Data excerpts
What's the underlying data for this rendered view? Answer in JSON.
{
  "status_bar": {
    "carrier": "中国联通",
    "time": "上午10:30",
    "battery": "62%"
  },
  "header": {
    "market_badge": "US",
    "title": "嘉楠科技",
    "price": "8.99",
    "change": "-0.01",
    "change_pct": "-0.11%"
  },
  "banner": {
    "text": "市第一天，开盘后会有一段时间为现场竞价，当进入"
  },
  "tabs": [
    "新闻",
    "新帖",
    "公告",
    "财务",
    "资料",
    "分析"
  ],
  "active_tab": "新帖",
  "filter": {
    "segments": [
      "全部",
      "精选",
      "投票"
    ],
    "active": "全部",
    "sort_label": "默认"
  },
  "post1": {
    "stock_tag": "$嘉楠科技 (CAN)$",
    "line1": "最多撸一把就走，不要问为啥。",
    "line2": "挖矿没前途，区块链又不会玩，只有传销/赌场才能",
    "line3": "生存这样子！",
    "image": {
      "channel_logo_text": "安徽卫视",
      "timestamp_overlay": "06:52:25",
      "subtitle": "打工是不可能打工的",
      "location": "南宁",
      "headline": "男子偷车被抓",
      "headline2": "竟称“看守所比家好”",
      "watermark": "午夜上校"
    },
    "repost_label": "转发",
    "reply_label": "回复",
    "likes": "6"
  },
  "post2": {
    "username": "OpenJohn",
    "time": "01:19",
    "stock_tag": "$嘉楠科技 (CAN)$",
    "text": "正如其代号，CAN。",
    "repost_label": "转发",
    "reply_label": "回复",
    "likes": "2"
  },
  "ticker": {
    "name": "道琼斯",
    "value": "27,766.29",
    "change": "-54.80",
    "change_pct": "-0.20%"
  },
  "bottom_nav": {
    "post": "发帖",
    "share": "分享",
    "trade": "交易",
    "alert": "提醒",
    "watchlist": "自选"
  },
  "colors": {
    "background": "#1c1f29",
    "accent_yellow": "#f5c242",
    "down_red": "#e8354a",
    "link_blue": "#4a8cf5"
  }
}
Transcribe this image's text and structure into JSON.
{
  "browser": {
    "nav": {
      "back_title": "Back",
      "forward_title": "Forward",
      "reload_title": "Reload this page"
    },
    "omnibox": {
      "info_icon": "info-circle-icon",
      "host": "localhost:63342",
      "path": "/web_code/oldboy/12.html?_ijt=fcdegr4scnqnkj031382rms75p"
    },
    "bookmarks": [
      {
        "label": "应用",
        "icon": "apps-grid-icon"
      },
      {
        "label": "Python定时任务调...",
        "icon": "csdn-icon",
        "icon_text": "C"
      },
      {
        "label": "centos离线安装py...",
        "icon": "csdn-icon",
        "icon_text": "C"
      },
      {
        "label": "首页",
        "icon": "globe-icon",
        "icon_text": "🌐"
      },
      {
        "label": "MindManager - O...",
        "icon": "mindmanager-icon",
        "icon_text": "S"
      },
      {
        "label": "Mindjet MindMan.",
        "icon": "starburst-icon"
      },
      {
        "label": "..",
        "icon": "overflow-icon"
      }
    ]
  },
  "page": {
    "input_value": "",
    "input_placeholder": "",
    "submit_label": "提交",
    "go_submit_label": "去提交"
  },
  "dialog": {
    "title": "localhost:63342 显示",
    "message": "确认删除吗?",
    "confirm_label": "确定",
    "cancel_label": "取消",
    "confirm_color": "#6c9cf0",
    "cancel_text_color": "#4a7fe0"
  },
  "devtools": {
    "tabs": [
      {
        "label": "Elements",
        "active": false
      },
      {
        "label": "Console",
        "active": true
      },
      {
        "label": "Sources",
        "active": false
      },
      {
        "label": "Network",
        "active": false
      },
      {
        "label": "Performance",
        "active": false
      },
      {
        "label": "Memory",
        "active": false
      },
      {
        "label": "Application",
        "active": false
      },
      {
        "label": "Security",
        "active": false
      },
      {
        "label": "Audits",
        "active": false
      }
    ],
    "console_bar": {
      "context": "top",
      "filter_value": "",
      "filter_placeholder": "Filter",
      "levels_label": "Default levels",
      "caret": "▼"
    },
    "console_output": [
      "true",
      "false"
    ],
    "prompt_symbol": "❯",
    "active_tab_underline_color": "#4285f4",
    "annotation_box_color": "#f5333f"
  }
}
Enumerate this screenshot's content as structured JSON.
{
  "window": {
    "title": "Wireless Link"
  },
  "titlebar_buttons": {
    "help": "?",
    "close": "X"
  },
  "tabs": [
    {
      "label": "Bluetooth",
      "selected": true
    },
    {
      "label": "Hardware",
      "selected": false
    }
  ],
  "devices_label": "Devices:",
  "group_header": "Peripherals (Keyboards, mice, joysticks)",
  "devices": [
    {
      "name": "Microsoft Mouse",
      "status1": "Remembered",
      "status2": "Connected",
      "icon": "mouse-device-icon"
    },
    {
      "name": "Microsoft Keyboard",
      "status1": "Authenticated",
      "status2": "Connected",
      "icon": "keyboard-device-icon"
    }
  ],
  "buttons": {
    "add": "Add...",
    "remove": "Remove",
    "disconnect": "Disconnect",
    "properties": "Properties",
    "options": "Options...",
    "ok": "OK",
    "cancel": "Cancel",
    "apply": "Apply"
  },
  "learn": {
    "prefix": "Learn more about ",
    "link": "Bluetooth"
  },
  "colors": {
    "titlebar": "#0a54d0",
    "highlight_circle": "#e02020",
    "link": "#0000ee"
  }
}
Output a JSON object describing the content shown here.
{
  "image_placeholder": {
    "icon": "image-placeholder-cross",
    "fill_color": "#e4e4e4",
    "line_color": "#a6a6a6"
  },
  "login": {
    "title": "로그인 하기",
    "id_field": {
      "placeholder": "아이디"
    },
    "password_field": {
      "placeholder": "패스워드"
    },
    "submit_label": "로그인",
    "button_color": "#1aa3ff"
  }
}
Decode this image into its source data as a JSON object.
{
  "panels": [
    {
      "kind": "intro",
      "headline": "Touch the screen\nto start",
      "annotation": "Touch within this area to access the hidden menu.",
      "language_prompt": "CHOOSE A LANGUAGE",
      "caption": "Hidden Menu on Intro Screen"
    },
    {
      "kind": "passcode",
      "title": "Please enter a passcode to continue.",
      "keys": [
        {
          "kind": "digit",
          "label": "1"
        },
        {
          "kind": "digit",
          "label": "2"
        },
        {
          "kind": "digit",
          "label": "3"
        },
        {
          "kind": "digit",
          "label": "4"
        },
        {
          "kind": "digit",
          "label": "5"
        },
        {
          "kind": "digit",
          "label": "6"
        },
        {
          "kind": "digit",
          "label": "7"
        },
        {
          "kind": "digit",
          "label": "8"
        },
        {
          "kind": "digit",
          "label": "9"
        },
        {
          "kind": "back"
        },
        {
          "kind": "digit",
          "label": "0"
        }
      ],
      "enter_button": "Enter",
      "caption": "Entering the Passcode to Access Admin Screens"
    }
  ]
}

- **WHAT IS NEEDED**:
Take every line from the data that contains the word "object".

- **ANSWER TO THE TASK**:
Output a JSON object describing the content shown here.
Decode this image into its source data as a JSON object.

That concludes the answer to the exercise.